## Start

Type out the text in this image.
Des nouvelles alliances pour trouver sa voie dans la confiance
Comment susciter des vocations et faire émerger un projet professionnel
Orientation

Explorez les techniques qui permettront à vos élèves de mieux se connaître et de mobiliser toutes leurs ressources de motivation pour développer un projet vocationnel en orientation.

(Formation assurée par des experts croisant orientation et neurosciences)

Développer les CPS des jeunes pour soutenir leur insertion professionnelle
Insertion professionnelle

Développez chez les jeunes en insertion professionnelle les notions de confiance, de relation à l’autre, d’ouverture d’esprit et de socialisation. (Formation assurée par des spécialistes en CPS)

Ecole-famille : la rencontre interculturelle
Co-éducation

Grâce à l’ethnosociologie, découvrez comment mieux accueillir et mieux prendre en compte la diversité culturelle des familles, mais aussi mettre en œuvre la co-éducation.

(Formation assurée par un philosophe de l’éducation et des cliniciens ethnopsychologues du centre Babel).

## End
## Start

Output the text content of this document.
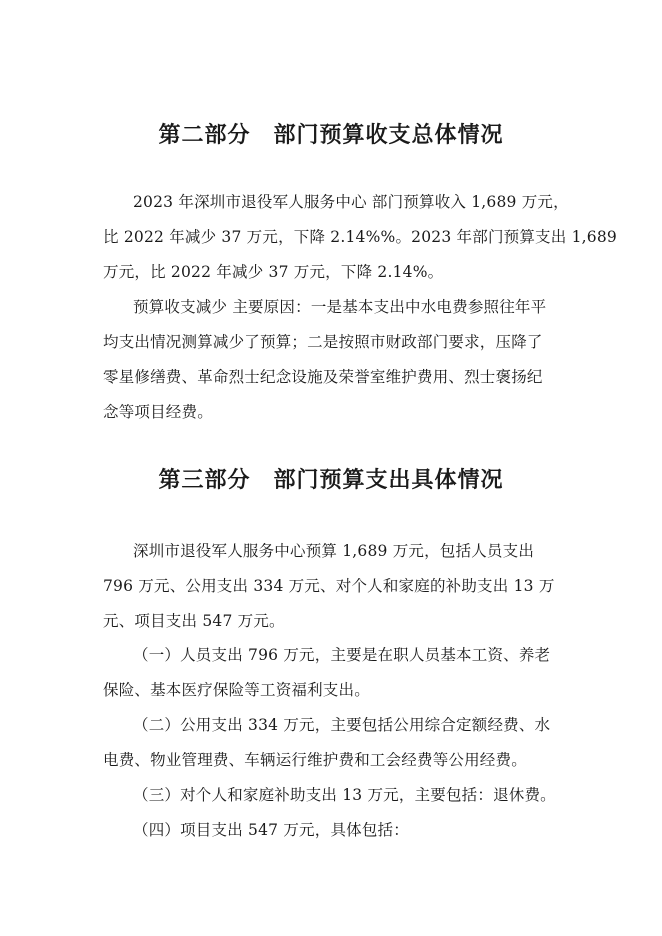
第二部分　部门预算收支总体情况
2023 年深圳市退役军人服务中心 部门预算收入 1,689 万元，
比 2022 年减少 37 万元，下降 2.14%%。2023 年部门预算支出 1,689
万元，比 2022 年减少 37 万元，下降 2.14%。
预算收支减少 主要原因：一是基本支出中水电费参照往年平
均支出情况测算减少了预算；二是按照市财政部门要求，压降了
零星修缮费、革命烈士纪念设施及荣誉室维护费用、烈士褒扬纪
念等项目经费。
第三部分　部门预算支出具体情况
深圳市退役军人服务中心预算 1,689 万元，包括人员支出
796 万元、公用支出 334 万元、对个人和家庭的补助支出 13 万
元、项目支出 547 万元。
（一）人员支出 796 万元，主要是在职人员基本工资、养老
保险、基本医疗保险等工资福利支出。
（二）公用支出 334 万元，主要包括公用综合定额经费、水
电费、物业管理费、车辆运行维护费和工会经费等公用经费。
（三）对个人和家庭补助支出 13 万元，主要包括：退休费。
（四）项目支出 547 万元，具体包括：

## End

WORK INSTRUCTIONS:
Say the number of lines in the listing that hold "confiance", with no added words.

TASK OUTPUT:
2